**Task statement:** Find the lines holding "gain" and copy them.

**Supplied material:**
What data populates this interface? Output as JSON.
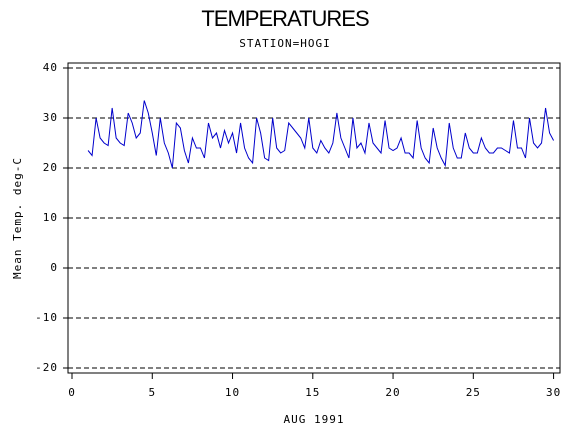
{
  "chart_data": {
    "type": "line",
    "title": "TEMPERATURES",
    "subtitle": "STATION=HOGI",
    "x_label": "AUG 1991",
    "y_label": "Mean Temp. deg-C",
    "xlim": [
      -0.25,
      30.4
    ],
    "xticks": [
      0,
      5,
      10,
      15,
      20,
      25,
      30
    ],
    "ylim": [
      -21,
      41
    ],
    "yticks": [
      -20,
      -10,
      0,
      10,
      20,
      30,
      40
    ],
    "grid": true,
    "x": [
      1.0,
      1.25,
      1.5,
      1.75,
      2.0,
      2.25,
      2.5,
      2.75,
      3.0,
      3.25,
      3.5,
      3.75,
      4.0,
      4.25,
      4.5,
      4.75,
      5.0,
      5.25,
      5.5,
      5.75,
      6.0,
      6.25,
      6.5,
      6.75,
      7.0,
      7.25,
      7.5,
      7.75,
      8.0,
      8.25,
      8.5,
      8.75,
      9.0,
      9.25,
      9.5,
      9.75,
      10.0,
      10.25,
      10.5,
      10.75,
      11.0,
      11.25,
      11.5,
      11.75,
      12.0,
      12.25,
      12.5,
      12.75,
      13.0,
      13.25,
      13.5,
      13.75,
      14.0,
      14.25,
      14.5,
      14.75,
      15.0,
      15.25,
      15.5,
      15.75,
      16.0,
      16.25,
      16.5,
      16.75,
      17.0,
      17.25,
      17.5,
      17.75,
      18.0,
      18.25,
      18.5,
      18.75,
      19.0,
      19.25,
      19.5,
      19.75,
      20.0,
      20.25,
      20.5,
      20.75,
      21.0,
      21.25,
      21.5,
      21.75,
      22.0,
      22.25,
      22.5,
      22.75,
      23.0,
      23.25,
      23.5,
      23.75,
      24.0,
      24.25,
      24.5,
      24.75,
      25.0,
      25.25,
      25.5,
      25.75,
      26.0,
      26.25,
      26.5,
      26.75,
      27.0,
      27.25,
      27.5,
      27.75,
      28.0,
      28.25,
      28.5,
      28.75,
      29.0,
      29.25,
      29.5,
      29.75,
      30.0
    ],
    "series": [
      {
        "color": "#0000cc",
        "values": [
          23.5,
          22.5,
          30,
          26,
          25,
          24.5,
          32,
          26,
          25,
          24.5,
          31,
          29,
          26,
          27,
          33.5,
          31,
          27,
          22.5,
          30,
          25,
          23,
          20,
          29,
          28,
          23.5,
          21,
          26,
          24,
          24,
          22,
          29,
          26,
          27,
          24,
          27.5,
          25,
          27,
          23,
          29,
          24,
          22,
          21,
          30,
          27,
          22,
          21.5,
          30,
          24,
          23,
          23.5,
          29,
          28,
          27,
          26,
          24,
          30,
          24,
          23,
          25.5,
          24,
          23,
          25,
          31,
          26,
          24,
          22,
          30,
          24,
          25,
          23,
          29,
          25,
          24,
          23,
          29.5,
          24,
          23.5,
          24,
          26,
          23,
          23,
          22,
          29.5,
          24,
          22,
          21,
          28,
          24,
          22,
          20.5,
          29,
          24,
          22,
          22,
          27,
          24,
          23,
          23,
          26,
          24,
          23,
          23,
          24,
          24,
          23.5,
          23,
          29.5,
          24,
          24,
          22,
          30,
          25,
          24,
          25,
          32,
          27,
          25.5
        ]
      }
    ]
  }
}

==

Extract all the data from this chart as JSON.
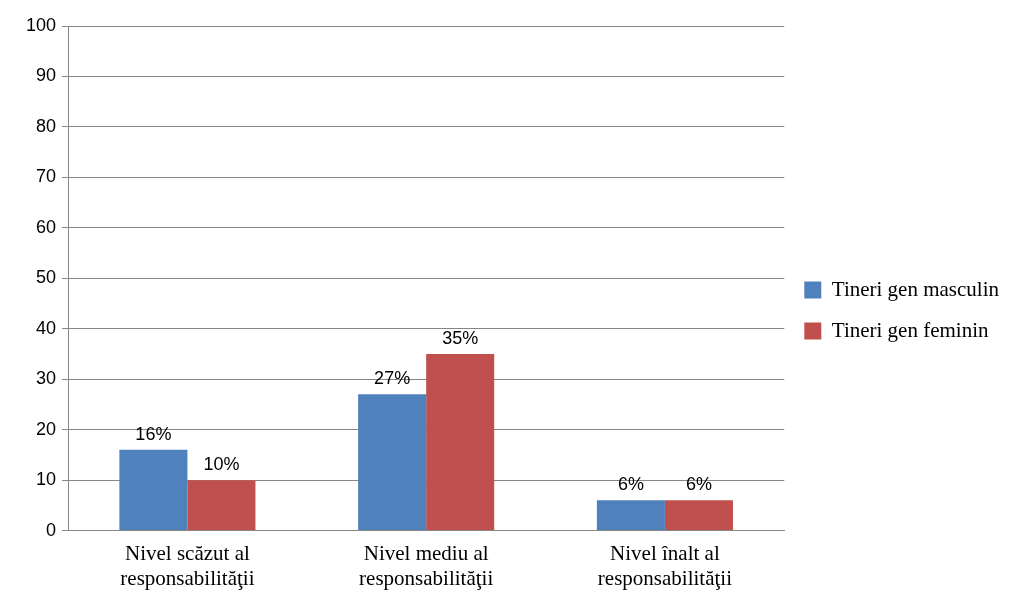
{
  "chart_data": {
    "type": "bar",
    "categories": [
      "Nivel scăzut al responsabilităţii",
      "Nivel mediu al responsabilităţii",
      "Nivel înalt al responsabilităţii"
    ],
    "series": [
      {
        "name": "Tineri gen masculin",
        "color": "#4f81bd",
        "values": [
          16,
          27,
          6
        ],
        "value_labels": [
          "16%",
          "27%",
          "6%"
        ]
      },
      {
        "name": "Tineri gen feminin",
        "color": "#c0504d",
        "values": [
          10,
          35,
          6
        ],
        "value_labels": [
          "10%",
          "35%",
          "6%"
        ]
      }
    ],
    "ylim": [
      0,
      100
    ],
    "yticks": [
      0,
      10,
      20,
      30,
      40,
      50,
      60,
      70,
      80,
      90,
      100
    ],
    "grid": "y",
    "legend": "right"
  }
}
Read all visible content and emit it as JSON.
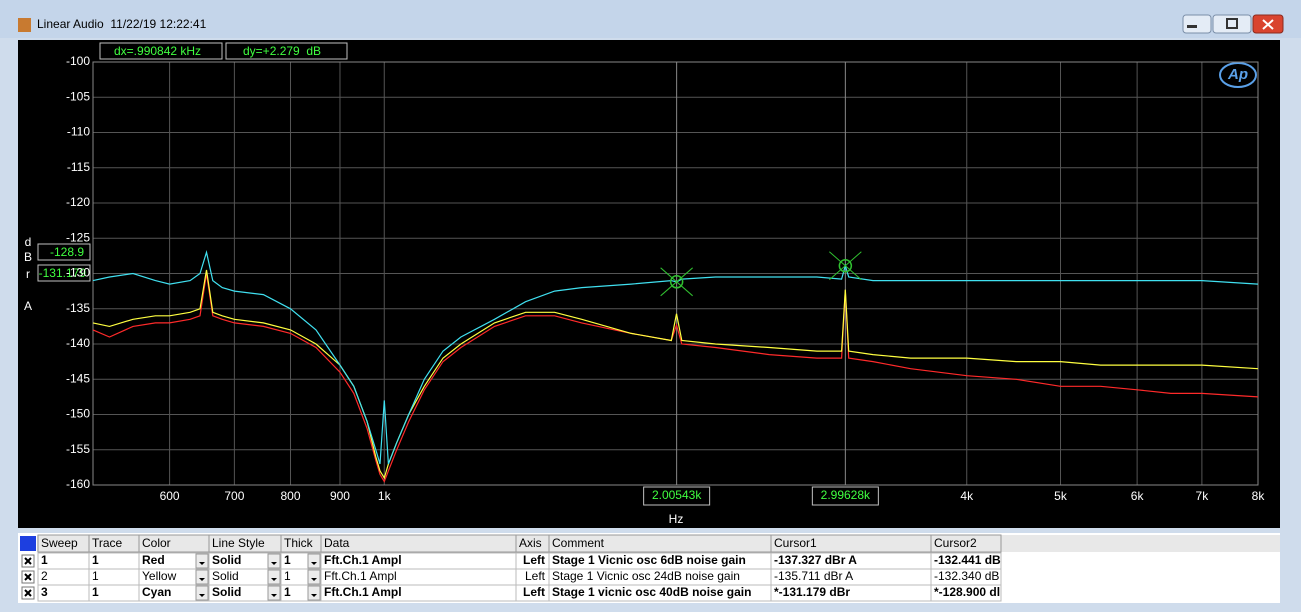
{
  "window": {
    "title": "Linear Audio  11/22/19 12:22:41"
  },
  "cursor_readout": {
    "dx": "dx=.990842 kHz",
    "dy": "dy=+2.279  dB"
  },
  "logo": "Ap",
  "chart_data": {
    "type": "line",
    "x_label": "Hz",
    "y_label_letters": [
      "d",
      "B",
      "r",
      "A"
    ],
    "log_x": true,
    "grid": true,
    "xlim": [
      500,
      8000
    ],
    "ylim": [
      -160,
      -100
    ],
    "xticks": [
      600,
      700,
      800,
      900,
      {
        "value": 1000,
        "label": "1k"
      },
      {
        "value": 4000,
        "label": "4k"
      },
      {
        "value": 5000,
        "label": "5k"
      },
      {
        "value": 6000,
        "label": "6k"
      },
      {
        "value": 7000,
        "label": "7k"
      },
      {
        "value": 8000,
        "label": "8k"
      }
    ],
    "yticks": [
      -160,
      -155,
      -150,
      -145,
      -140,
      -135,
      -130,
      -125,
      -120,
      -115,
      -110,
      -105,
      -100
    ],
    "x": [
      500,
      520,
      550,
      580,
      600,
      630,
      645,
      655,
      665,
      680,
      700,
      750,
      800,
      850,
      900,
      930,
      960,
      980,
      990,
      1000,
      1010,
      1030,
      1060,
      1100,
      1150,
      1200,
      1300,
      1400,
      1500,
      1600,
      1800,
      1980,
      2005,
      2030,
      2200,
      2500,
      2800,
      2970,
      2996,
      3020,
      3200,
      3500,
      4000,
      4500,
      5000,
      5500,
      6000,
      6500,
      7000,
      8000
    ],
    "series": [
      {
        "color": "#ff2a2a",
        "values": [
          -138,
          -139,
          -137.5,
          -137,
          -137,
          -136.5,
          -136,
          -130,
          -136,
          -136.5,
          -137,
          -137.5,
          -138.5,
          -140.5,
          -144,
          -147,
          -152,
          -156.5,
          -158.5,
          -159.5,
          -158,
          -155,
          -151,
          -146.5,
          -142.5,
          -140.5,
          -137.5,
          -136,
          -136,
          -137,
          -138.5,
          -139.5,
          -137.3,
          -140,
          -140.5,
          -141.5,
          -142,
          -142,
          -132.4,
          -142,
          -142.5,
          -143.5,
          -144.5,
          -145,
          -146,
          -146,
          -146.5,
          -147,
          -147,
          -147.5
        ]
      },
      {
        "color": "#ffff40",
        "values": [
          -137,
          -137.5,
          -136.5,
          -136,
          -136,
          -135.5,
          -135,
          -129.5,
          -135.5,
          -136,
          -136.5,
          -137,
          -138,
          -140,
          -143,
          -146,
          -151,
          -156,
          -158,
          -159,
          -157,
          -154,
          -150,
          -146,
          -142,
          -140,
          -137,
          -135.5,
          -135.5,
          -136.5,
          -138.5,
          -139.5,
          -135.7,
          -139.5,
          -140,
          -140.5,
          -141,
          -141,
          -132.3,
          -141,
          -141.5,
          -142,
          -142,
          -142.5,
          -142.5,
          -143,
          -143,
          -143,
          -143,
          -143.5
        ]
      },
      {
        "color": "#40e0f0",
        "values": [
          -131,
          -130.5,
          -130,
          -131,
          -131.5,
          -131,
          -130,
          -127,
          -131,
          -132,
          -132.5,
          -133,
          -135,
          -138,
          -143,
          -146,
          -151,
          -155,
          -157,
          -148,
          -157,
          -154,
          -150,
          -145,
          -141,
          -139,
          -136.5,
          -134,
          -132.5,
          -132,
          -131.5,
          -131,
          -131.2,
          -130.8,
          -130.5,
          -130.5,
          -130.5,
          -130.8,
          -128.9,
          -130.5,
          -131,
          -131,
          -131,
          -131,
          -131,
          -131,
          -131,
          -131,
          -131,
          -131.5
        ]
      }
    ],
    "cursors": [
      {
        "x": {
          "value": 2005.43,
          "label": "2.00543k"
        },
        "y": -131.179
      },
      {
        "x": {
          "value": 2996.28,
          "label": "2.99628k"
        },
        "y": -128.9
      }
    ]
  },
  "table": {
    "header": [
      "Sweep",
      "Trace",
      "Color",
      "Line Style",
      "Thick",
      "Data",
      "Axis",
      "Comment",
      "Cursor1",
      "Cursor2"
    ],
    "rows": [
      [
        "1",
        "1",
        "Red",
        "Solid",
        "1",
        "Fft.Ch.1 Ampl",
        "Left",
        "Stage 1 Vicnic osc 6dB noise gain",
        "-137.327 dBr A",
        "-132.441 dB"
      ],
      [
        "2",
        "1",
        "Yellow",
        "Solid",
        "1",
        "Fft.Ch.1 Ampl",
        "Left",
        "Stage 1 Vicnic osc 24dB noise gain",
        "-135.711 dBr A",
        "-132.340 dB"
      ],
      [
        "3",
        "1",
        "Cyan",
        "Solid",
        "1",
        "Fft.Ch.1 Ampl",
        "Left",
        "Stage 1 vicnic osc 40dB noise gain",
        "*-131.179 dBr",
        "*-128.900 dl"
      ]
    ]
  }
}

**Response to this exercise:**
        "Stage 1 Vicnic osc 6dB noise gain",
        "Stage 1 Vicnic osc 24dB noise gain",
        "Stage 1 vicnic osc 40dB noise gain",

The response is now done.